PROBLEM DETAILS: Return the lines where the word "Humidity" occurs.

Lines of data
- - -
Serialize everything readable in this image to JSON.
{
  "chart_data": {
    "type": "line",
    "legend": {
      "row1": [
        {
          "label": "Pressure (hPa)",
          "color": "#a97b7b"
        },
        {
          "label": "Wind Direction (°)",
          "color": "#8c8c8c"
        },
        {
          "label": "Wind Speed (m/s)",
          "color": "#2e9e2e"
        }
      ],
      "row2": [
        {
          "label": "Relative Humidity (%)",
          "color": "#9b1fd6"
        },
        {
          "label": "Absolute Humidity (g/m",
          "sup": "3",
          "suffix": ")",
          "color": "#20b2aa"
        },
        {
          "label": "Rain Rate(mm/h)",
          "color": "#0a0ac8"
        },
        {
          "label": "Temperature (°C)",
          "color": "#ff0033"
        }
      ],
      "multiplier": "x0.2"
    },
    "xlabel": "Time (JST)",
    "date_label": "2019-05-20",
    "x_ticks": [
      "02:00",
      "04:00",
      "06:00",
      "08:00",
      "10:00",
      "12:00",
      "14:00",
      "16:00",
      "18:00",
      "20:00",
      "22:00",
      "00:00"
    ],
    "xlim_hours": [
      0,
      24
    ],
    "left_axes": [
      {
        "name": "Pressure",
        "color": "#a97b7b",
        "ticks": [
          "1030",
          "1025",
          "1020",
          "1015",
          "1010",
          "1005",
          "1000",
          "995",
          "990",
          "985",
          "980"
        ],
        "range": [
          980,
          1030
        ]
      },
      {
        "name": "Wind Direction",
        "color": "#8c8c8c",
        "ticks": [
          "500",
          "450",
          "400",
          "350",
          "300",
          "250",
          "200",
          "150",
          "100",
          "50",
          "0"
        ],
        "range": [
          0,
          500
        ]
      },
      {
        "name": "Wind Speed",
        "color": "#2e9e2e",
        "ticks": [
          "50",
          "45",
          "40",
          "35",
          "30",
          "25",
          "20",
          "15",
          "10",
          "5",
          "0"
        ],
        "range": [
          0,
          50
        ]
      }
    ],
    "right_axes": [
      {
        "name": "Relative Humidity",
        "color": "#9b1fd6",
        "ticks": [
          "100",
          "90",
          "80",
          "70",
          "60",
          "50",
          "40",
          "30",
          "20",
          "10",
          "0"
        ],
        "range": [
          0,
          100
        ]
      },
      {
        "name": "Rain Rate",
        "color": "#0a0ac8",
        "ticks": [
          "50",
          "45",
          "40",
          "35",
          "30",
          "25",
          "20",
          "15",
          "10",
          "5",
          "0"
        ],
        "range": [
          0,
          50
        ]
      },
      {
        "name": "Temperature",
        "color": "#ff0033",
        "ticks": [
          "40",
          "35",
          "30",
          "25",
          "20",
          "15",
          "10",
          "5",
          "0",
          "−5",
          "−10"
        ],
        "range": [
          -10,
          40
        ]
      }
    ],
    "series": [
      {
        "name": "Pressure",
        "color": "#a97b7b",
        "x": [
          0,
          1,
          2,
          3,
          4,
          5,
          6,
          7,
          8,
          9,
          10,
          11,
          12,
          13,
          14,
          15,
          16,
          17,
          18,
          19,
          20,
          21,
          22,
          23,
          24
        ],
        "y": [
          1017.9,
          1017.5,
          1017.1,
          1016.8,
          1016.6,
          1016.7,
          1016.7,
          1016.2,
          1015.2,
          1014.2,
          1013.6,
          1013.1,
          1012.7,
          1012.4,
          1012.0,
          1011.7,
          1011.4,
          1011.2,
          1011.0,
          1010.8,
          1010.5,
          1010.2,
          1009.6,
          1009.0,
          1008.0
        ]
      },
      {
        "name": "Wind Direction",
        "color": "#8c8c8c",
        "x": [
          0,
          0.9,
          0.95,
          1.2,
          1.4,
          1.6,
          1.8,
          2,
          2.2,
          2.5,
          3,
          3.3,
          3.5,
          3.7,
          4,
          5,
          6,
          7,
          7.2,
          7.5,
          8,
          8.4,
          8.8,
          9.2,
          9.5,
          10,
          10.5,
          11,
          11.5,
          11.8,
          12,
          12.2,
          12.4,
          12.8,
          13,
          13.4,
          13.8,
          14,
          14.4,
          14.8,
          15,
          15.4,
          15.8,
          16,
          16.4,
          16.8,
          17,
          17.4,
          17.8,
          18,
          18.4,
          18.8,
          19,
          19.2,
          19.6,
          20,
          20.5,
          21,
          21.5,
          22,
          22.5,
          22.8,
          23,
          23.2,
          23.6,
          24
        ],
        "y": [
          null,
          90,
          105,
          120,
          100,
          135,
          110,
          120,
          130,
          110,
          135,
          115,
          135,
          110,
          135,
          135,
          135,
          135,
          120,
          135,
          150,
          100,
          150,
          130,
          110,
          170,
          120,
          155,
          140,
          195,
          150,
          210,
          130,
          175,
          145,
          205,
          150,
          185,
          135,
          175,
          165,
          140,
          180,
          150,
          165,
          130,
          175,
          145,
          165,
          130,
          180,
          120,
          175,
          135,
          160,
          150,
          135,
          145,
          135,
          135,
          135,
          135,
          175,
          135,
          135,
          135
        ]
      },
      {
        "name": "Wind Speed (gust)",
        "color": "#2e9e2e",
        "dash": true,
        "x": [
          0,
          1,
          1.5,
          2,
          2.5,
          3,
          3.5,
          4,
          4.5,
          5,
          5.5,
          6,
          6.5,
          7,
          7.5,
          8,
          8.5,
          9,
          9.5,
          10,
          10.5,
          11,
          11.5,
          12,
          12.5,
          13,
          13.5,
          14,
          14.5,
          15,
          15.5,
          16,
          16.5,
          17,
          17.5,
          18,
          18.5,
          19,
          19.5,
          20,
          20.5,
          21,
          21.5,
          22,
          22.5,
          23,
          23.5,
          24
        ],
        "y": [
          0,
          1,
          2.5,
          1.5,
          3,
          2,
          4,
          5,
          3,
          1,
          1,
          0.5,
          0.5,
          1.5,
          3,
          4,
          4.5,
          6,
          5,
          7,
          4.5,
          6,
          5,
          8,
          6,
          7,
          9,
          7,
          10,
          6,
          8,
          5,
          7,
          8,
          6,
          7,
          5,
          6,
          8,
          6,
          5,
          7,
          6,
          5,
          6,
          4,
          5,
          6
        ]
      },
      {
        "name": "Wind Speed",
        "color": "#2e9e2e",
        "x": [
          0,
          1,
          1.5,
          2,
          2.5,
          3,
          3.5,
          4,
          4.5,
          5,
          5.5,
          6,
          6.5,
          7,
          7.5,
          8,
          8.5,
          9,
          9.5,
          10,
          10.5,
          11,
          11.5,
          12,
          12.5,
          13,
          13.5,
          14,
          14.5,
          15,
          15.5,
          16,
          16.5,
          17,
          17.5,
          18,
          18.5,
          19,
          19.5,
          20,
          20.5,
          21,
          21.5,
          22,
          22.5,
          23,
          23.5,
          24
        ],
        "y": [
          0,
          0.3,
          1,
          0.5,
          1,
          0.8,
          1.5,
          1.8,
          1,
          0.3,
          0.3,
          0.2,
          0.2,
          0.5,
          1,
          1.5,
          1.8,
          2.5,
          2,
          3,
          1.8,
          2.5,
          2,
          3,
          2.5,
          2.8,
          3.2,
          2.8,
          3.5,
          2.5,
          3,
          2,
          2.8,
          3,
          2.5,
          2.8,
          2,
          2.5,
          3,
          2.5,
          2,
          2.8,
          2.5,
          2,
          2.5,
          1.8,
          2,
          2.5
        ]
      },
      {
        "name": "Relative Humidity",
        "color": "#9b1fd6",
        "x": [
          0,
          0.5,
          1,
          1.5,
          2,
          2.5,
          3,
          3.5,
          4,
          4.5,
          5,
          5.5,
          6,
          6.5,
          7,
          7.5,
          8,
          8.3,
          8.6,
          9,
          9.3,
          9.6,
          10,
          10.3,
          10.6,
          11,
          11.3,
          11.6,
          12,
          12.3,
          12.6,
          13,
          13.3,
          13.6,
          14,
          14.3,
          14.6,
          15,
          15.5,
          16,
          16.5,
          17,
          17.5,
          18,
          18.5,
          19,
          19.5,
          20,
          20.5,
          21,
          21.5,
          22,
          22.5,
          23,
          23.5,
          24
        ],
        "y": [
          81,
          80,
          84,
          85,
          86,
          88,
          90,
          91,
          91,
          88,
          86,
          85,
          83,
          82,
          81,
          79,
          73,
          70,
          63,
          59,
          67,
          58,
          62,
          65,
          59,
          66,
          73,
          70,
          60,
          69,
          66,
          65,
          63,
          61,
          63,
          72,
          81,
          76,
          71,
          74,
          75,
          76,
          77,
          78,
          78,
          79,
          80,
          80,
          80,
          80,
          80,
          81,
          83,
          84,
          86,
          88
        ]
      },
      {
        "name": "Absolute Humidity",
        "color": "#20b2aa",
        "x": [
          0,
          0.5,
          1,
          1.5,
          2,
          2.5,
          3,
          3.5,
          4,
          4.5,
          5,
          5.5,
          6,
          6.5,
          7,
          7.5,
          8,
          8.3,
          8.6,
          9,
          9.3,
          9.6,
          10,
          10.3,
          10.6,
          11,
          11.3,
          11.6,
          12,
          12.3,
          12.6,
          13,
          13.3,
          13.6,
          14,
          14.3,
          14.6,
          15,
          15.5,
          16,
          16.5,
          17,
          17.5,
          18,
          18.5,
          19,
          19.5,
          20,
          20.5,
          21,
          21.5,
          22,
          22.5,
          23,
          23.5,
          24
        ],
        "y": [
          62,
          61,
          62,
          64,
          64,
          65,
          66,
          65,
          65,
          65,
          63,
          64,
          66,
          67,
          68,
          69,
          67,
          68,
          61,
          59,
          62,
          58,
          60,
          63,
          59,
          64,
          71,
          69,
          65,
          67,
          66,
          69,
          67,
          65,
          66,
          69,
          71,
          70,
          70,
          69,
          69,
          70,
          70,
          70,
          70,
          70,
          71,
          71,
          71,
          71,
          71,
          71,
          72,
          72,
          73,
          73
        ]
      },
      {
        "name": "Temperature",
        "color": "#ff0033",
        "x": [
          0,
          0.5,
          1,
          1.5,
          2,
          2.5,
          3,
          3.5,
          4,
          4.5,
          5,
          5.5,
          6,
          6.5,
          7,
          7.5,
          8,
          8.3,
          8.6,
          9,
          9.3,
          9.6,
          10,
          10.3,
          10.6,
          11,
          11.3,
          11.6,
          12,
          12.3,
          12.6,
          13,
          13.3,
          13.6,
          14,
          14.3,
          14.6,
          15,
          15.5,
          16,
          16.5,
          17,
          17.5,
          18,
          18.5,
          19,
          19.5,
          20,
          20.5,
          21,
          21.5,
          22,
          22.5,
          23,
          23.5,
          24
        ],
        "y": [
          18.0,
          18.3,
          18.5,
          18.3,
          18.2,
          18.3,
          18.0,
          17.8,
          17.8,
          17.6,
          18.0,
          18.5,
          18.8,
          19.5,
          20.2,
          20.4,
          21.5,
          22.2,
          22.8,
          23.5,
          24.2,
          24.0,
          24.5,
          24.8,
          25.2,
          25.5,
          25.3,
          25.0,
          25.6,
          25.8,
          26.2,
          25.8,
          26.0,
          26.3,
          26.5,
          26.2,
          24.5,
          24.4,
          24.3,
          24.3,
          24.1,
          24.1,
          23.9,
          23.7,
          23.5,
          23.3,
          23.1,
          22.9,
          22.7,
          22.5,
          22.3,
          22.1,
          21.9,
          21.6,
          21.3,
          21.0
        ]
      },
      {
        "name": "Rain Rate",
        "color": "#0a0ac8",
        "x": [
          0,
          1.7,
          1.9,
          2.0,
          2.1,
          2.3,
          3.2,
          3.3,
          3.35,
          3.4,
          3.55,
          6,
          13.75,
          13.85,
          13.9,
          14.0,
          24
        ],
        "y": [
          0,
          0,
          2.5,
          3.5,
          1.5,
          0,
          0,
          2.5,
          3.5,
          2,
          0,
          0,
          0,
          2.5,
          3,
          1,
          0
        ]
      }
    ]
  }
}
- - -
SOLUTION TO THE PROBLEM:
          "label": "Relative Humidity (%)",
          "label": "Absolute Humidity (g/m",
        "name": "Relative Humidity",
        "name": "Relative Humidity",
        "name": "Absolute Humidity",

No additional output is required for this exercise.